■ Task statement ■
State how many lines in these records contain the word "acesteia", and nothing else.

[start of Materials provided]

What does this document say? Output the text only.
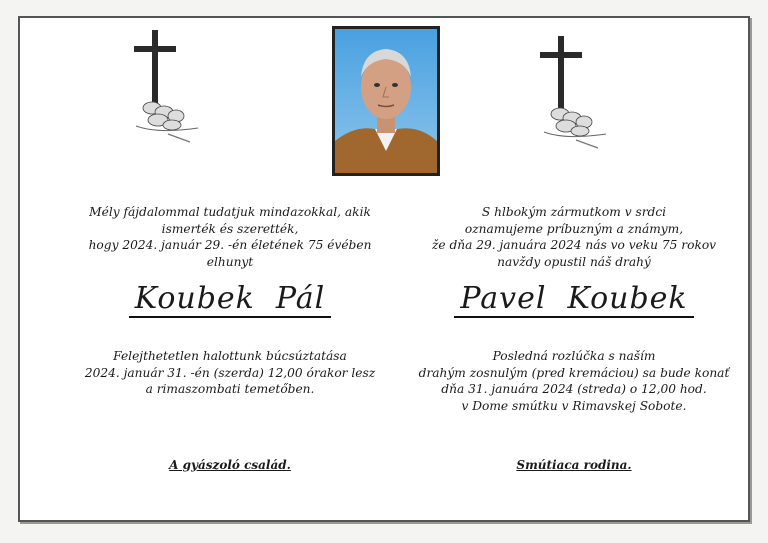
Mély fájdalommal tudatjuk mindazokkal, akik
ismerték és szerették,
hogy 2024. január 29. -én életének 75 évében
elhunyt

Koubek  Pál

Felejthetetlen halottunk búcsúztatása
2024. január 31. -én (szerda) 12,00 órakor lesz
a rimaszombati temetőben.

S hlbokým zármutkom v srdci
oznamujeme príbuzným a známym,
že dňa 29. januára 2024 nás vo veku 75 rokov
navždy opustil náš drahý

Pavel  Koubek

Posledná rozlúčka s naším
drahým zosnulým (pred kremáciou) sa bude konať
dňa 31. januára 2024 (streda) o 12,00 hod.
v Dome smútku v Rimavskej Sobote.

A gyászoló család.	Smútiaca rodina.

[end of Materials provided]
[start of Materials provided]

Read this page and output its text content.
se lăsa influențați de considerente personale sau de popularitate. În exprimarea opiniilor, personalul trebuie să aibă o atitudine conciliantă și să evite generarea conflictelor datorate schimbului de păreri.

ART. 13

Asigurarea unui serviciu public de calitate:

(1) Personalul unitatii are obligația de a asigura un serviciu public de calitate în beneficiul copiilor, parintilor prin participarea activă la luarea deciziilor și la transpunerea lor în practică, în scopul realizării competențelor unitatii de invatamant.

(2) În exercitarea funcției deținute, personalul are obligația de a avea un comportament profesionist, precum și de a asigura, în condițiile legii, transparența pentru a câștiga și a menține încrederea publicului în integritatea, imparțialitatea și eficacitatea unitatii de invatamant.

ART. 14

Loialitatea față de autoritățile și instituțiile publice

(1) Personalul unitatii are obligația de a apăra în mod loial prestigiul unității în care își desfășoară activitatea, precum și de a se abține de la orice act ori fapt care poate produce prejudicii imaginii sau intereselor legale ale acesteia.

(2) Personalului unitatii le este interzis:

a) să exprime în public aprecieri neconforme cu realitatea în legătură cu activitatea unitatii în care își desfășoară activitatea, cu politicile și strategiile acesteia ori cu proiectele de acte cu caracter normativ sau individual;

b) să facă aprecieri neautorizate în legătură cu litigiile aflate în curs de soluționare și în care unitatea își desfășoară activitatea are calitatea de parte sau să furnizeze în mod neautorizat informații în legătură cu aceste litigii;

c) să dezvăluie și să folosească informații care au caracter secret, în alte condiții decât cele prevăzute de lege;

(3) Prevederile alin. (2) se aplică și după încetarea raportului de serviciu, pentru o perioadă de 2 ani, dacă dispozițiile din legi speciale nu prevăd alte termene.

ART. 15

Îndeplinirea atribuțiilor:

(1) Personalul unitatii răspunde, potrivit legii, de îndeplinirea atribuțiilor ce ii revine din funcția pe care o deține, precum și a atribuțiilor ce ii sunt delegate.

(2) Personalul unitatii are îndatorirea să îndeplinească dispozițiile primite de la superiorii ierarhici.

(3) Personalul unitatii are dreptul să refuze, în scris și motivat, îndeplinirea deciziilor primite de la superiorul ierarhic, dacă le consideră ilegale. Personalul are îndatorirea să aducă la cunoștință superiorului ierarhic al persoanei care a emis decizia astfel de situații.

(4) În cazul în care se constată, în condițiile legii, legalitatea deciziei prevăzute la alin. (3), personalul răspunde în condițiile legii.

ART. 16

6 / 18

[end of Materials provided]
[start of Materials provided]

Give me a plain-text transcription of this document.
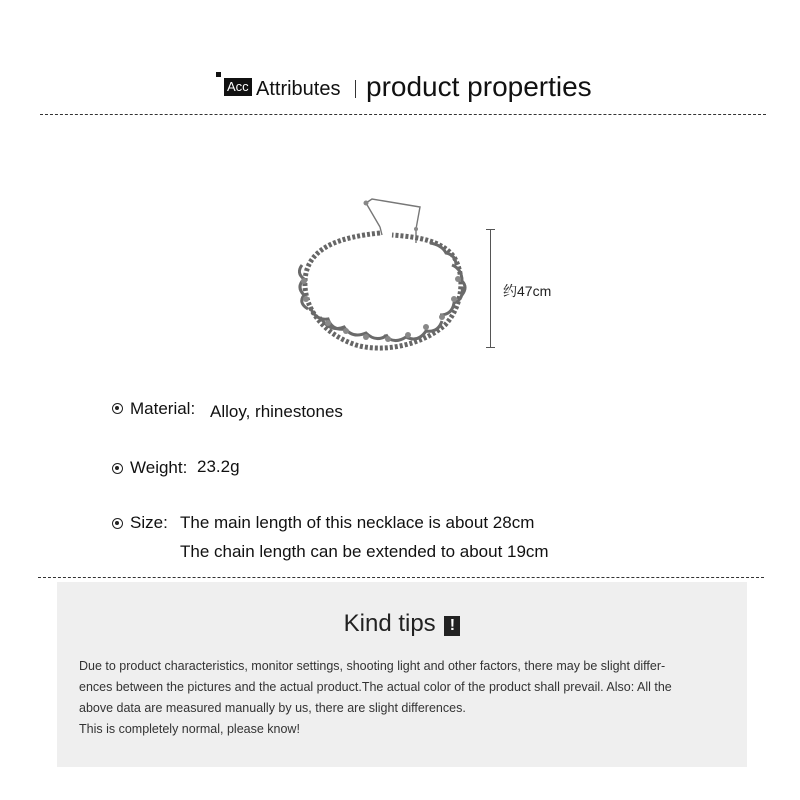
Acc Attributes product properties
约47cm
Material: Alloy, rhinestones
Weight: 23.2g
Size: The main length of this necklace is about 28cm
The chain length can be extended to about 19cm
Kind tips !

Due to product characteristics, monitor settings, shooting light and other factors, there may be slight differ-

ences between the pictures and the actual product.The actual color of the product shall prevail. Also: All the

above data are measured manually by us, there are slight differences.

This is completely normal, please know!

[end of Materials provided]

■ Correct answer ■
2